***** PROVIDED RECORDS *****
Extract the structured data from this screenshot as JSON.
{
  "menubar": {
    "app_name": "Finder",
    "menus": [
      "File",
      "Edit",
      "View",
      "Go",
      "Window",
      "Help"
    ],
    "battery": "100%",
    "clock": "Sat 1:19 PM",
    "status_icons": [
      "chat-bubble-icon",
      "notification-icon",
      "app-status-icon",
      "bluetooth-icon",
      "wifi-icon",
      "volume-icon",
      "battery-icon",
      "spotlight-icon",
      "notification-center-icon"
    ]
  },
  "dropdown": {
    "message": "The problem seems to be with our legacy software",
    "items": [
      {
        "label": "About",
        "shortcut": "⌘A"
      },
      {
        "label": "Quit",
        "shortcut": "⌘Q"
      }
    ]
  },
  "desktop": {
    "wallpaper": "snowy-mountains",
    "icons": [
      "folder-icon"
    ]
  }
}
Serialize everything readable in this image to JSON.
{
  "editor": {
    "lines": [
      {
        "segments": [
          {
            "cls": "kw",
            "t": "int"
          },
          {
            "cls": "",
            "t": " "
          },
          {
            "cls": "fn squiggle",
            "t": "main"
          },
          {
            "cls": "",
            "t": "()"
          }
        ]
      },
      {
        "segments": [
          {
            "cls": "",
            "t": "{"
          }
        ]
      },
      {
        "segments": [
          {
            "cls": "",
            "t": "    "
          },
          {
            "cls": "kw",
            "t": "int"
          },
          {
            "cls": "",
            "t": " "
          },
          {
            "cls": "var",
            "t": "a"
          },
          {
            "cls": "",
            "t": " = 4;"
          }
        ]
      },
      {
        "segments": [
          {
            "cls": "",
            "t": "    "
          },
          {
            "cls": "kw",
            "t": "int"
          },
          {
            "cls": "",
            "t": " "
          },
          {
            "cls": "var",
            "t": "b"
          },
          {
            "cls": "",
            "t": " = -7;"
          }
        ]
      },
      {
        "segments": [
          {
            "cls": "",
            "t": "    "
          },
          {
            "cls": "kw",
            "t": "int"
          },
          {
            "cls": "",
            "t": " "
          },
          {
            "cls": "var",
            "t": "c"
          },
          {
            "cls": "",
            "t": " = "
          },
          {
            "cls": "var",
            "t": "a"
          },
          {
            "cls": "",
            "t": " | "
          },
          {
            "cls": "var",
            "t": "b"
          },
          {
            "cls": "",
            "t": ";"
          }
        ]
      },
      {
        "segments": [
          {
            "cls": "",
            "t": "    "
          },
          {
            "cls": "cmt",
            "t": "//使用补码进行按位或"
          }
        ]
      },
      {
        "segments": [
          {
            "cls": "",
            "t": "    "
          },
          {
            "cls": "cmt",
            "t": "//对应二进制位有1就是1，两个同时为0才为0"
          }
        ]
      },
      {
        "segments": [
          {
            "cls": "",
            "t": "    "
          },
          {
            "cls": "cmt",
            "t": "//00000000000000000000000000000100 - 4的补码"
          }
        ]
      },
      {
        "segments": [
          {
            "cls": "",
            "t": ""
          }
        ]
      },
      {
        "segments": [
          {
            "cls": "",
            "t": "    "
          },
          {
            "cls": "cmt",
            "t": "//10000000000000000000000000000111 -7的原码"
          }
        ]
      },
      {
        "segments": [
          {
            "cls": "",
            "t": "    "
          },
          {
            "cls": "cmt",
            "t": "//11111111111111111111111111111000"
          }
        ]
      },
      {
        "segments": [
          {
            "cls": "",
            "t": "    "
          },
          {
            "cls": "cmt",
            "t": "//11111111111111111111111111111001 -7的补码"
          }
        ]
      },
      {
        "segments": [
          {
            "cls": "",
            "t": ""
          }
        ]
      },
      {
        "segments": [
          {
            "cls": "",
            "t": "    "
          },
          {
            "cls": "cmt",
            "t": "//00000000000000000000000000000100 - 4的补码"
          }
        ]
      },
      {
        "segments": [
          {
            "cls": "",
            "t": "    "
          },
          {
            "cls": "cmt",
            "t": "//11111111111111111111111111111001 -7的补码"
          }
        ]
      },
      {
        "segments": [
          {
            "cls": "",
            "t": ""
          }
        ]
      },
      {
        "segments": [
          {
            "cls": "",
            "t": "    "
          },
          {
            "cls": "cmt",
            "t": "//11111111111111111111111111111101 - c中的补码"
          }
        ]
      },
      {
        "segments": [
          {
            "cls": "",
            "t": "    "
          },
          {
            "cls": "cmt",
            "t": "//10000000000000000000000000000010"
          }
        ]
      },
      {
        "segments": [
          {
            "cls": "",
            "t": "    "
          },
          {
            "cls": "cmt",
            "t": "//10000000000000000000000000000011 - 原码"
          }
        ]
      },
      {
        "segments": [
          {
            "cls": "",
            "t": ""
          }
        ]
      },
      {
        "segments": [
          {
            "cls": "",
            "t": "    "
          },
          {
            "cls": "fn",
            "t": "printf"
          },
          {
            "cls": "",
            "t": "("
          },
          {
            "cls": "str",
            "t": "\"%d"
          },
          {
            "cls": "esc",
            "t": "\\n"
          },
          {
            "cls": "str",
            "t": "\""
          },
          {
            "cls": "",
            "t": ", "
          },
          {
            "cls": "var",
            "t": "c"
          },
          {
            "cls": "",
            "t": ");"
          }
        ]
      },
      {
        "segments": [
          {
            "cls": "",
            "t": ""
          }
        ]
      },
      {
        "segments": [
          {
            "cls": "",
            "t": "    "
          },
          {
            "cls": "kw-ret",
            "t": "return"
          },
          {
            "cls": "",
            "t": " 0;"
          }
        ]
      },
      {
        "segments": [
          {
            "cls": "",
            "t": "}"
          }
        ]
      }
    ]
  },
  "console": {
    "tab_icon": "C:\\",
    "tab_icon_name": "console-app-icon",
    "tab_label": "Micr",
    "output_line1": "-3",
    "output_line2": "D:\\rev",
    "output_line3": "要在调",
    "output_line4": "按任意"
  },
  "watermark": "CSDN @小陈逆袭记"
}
*****
Gather every line from the listing above in which the word "notification" appears.

      "notification-icon",
      "notification-center-icon"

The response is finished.